§ Extract
▶

8.6 Other Agreements. If there is a default or other failure to perform in any agreement to which Borrower or any Guarantor is a party or by which it is bound resulting in a right by a third party or parties, whether or not exercised, to accelerate the maturity of any Indebtedness in an amount in excess of Two Hundred Fifty Thousand ($250,000)or which could reasonably be expected to have a Material Adverse Effect.

 

8.7 Judgments. If a judgment or judgments for the payment of money in an amount, individually or in the aggregate, of at least Two Hundred Fifty Thousand ($250,000) shall be rendered against Borrower and shall remain unsatisfied and unstayed for a period of ten (10) days (provided that no Credit Extensions will be made prior to the satisfaction or stay of such judgment); or

 

8.8 Misrepresentations. If any material misrepresentation or material misstatement exists now or hereafter in any warranty or representation set forth herein or in any certificate delivered to Bank by any Responsible Officer pursuant to this Agreement or to induce Bank to enter into this Agreement or any other Loan Document.

◀

§ Supplied information
▶

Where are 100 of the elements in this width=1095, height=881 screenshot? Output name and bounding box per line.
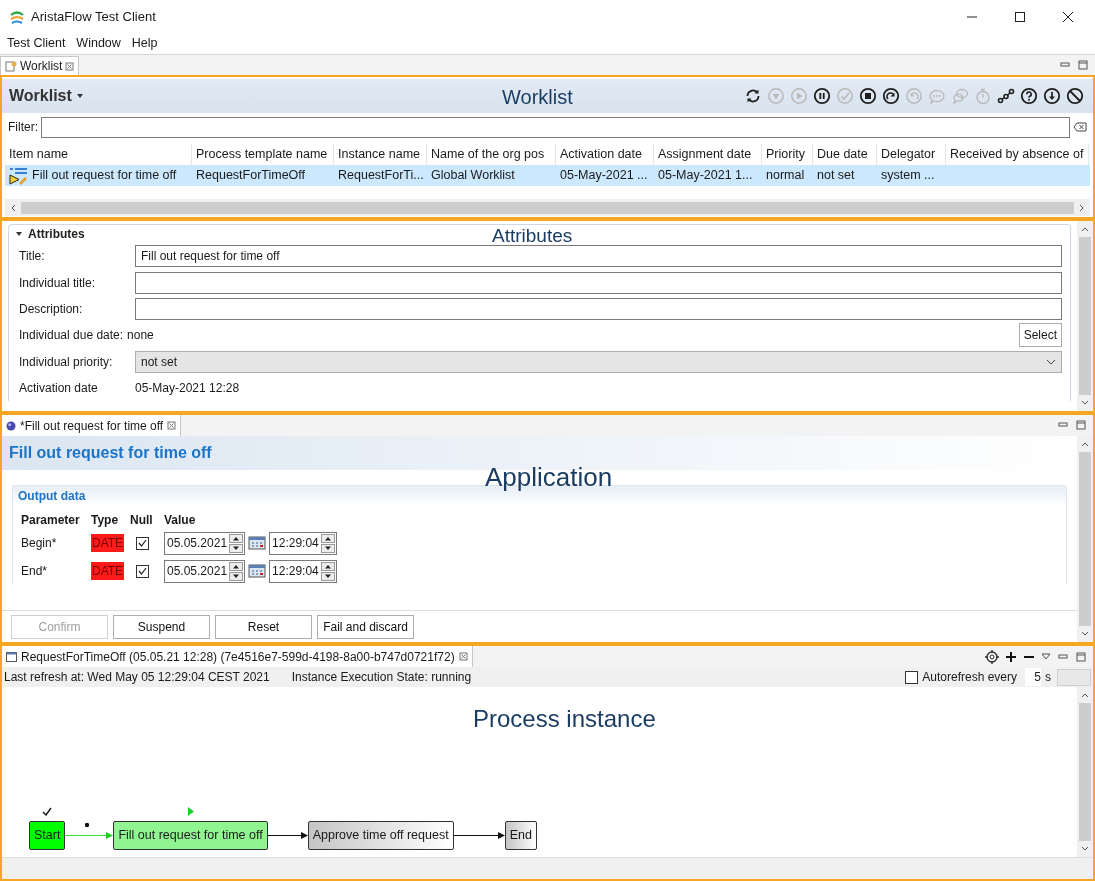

◀

§ What is being asked
Can you extract the entire loan agreement excerpt word for word? Rely only on the loan agreement excerpt, not on the data.

§ Response to the exercise
8.6 Other Agreements. If there is a default or other failure to perform in any agreement to which Borrower or any Guarantor is a party or by which it is bound resulting in a right by a third party or parties, whether or not exercised, to accelerate the maturity of any Indebtedness in an amount in excess of Two Hundred Fifty Thousand ($250,000)or which could reasonably be expected to have a Material Adverse Effect.

 

8.7 Judgments. If a judgment or judgments for the payment of money in an amount, individually or in the aggregate, of at least Two Hundred Fifty Thousand ($250,000) shall be rendered against Borrower and shall remain unsatisfied and unstayed for a period of ten (10) days (provided that no Credit Extensions will be made prior to the satisfaction or stay of such judgment); or

 

8.8 Misrepresentations. If any material misrepresentation or material misstatement exists now or hereafter in any warranty or representation set forth herein or in any certificate delivered to Bank by any Responsible Officer pursuant to this Agreement or to induce Bank to enter into this Agreement or any other Loan Document.